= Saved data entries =
_____

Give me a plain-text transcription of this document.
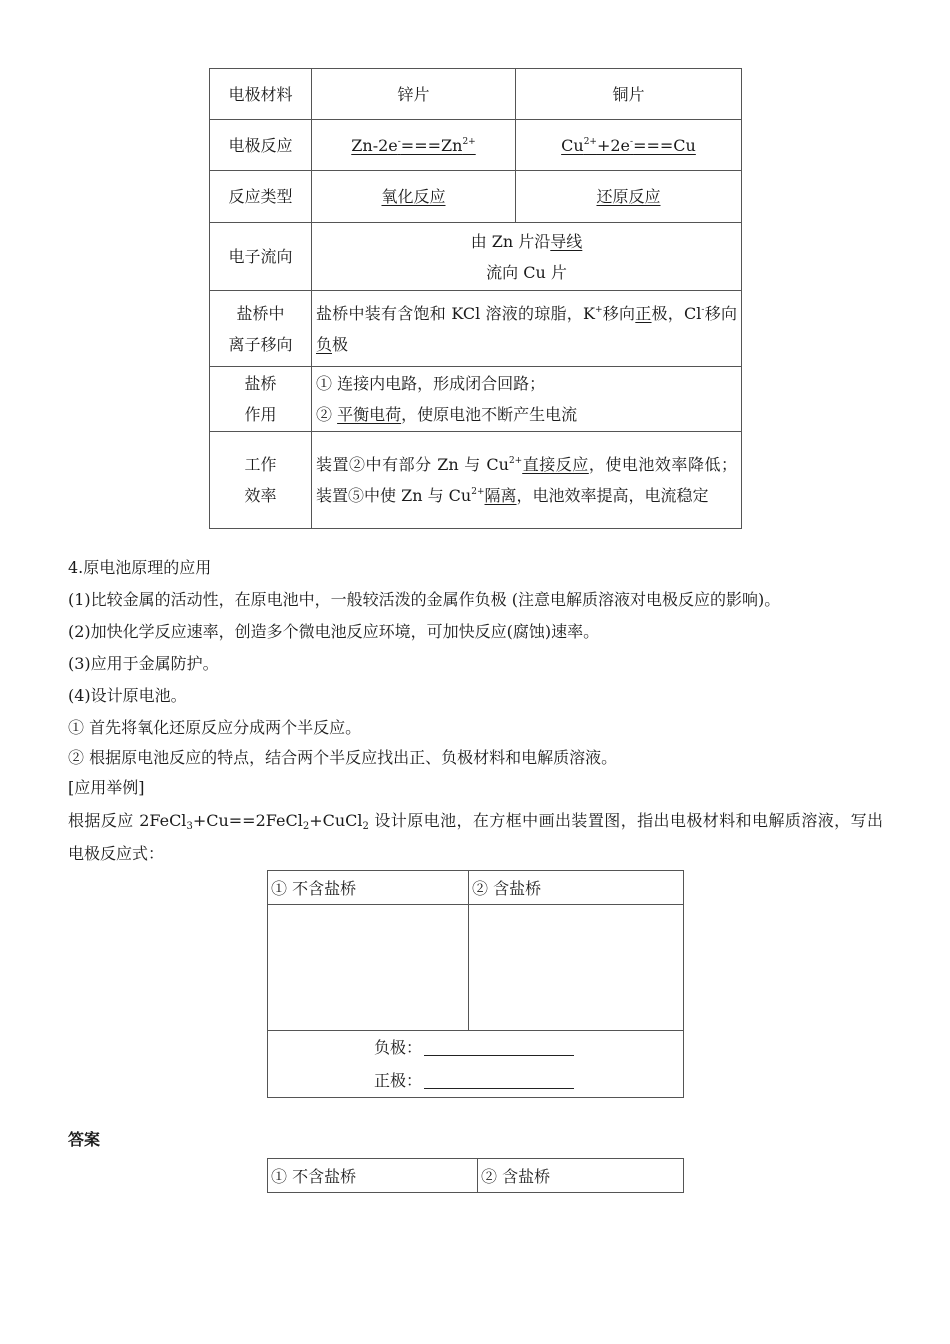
电极材料	锌片	铜片
电极反应	$Zn-2e^-===Zn^{2+}$	$Cu^{2+}+2e^-===Cu$
反应类型	氧化反应	还原反应
电子流向	由 Zn 片沿导线
流向 Cu 片	
盐桥中
离子移向	盐桥中装有含饱和 KCl 溶液的琼脂，K+移向正极，Cl-移向负极	
盐桥
作用	① 连接内电路，形成闭合回路；
② 平衡电荷，使原电池不断产生电流	
工作
效率	装置②中有部分 Zn 与 $Cu^{2+}$直接反应，使电池效率降低；装置⑤中使 Zn 与 $Cu^{2+}$隔离，电池效率提高，电流稳定	
4.原电池原理的应用
(1)比较金属的活动性，在原电池中，一般较活泼的金属作负极 (注意电解质溶液对电极反应的影响)。
(2)加快化学反应速率，创造多个微电池反应环境，可加快反应(腐蚀)速率。
(3)应用于金属防护。
(4)设计原电池。
① 首先将氧化还原反应分成两个半反应。
② 根据原电池反应的特点，结合两个半反应找出正、负极材料和电解质溶液。
[应用举例]
根据反应 2FeCl$_3$+Cu==2FeCl$_2$+CuCl$_2$ 设计原电池，在方框中画出装置图，指出电极材料和电解质溶液，写出电极反应式：
① 不含盐桥	② 含盐桥

负极：
正极：	
答案
① 不含盐桥	② 含盐桥
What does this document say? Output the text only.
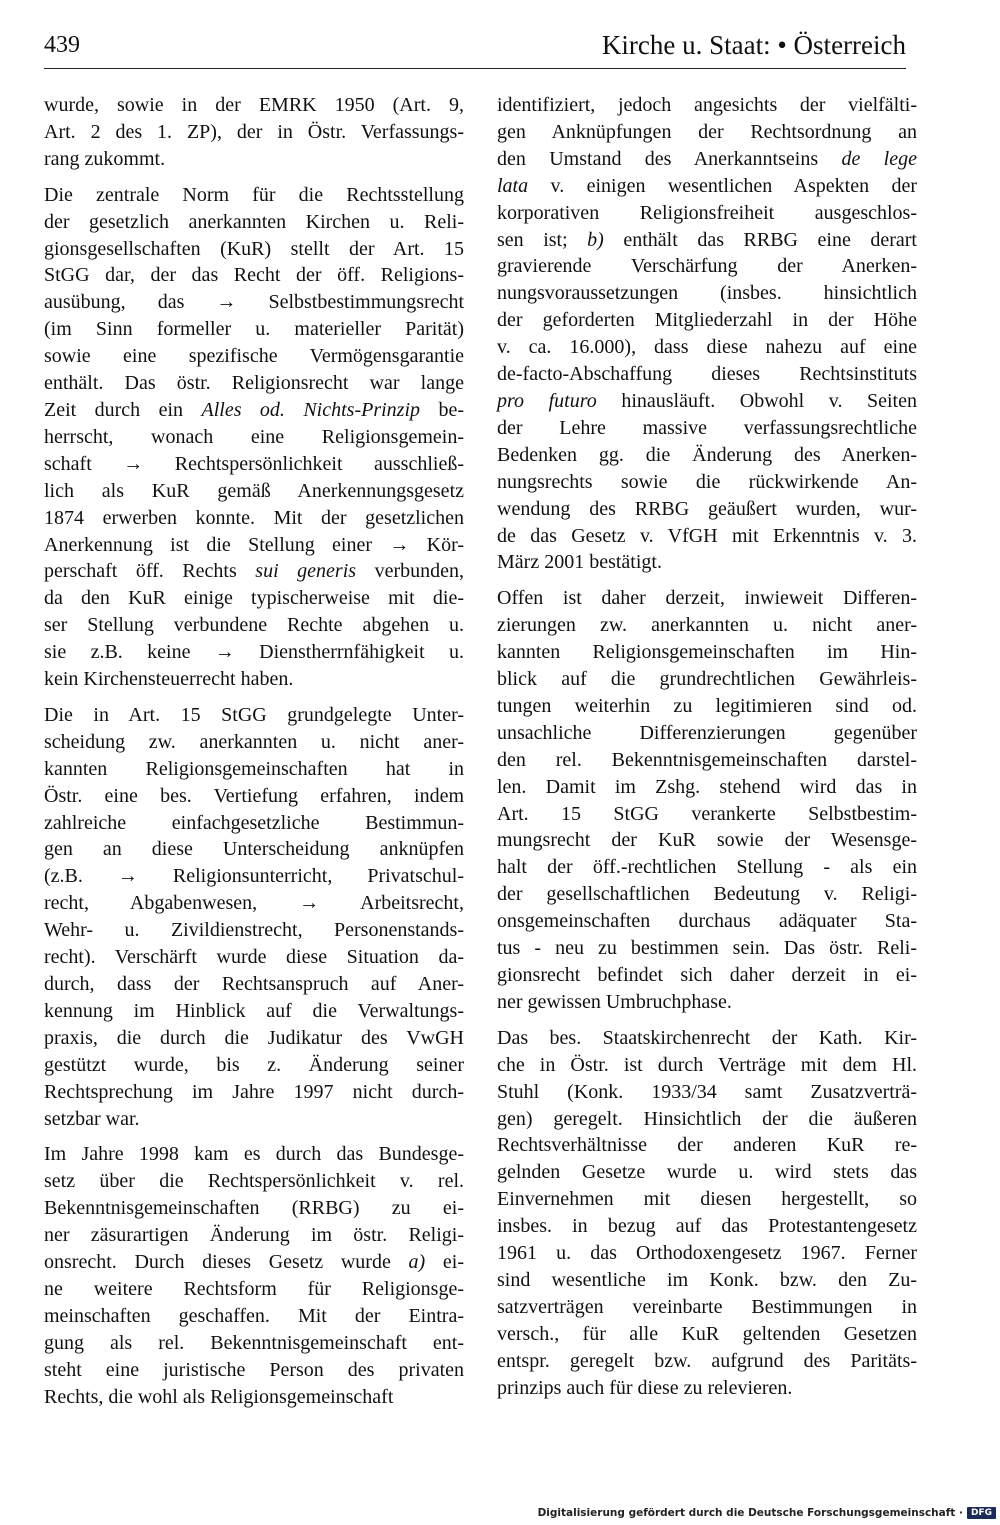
439	Kirche u. Staat: • Österreich
wurde, sowie in der EMRK 1950 (Art. 9,
Art. 2 des 1. ZP), der in Östr. Verfassungs-
rang zukommt.
Die zentrale Norm für die Rechtsstellung
der gesetzlich anerkannten Kirchen u. Reli-
gionsgesellschaften (KuR) stellt der Art. 15
StGG dar, der das Recht der öff. Religions-
ausübung, das → Selbstbestimmungsrecht
(im Sinn formeller u. materieller Parität)
sowie eine spezifische Vermögensgarantie
enthält. Das östr. Religionsrecht war lange
Zeit durch ein Alles od. Nichts-Prinzip be-
herrscht, wonach eine Religionsgemein-
schaft → Rechtspersönlichkeit ausschließ-
lich als KuR gemäß Anerkennungsgesetz
1874 erwerben konnte. Mit der gesetzlichen
Anerkennung ist die Stellung einer → Kör-
perschaft öff. Rechts sui generis verbunden,
da den KuR einige typischerweise mit die-
ser Stellung verbundene Rechte abgehen u.
sie z.B. keine → Dienstherrnfähigkeit u.
kein Kirchensteuerrecht haben.
Die in Art. 15 StGG grundgelegte Unter-
scheidung zw. anerkannten u. nicht aner-
kannten Religionsgemeinschaften hat in
Östr. eine bes. Vertiefung erfahren, indem
zahlreiche einfachgesetzliche Bestimmun-
gen an diese Unterscheidung anknüpfen
(z.B. → Religionsunterricht, Privatschul-
recht, Abgabenwesen, → Arbeitsrecht,
Wehr- u. Zivildienstrecht, Personenstands-
recht). Verschärft wurde diese Situation da-
durch, dass der Rechtsanspruch auf Aner-
kennung im Hinblick auf die Verwaltungs-
praxis, die durch die Judikatur des VwGH
gestützt wurde, bis z. Änderung seiner
Rechtsprechung im Jahre 1997 nicht durch-
setzbar war.
Im Jahre 1998 kam es durch das Bundesge-
setz über die Rechtspersönlichkeit v. rel.
Bekenntnisgemeinschaften (RRBG) zu ei-
ner zäsurartigen Änderung im östr. Religi-
onsrecht. Durch dieses Gesetz wurde a) ei-
ne weitere Rechtsform für Religionsge-
meinschaften geschaffen. Mit der Eintra-
gung als rel. Bekenntnisgemeinschaft ent-
steht eine juristische Person des privaten
Rechts, die wohl als Religionsgemeinschaft
identifiziert, jedoch angesichts der vielfälti-
gen Anknüpfungen der Rechtsordnung an
den Umstand des Anerkanntseins de lege
lata v. einigen wesentlichen Aspekten der
korporativen Religionsfreiheit ausgeschlos-
sen ist; b) enthält das RRBG eine derart
gravierende Verschärfung der Anerken-
nungsvoraussetzungen (insbes. hinsichtlich
der geforderten Mitgliederzahl in der Höhe
v. ca. 16.000), dass diese nahezu auf eine
de-facto-Abschaffung dieses Rechtsinstituts
pro futuro hinausläuft. Obwohl v. Seiten
der Lehre massive verfassungsrechtliche
Bedenken gg. die Änderung des Anerken-
nungsrechts sowie die rückwirkende An-
wendung des RRBG geäußert wurden, wur-
de das Gesetz v. VfGH mit Erkenntnis v. 3.
März 2001 bestätigt.
Offen ist daher derzeit, inwieweit Differen-
zierungen zw. anerkannten u. nicht aner-
kannten Religionsgemeinschaften im Hin-
blick auf die grundrechtlichen Gewährleis-
tungen weiterhin zu legitimieren sind od.
unsachliche Differenzierungen gegenüber
den rel. Bekenntnisgemeinschaften darstel-
len. Damit im Zshg. stehend wird das in
Art. 15 StGG verankerte Selbstbestim-
mungsrecht der KuR sowie der Wesensge-
halt der öff.-rechtlichen Stellung - als ein
der gesellschaftlichen Bedeutung v. Religi-
onsgemeinschaften durchaus adäquater Sta-
tus - neu zu bestimmen sein. Das östr. Reli-
gionsrecht befindet sich daher derzeit in ei-
ner gewissen Umbruchphase.
Das bes. Staatskirchenrecht der Kath. Kir-
che in Östr. ist durch Verträge mit dem Hl.
Stuhl (Konk. 1933/34 samt Zusatzverträ-
gen) geregelt. Hinsichtlich der die äußeren
Rechtsverhältnisse der anderen KuR re-
gelnden Gesetze wurde u. wird stets das
Einvernehmen mit diesen hergestellt, so
insbes. in bezug auf das Protestantengesetz
1961 u. das Orthodoxengesetz 1967. Ferner
sind wesentliche im Konk. bzw. den Zu-
satzverträgen vereinbarte Bestimmungen in
versch., für alle KuR geltenden Gesetzen
entspr. geregelt bzw. aufgrund des Paritäts-
prinzips auch für diese zu relevieren.
Digitalisierung gefördert durch die Deutsche Forschungsgemeinschaft · DFG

_____

= WORK REQUIRED =
Write out every line of the preceding listing that contains "RRBG".

= RIGHT ANSWER =
Bekenntnisgemeinschaften (RRBG) zu ei-
sen ist; b) enthält das RRBG eine derart
wendung des RRBG geäußert wurden, wur-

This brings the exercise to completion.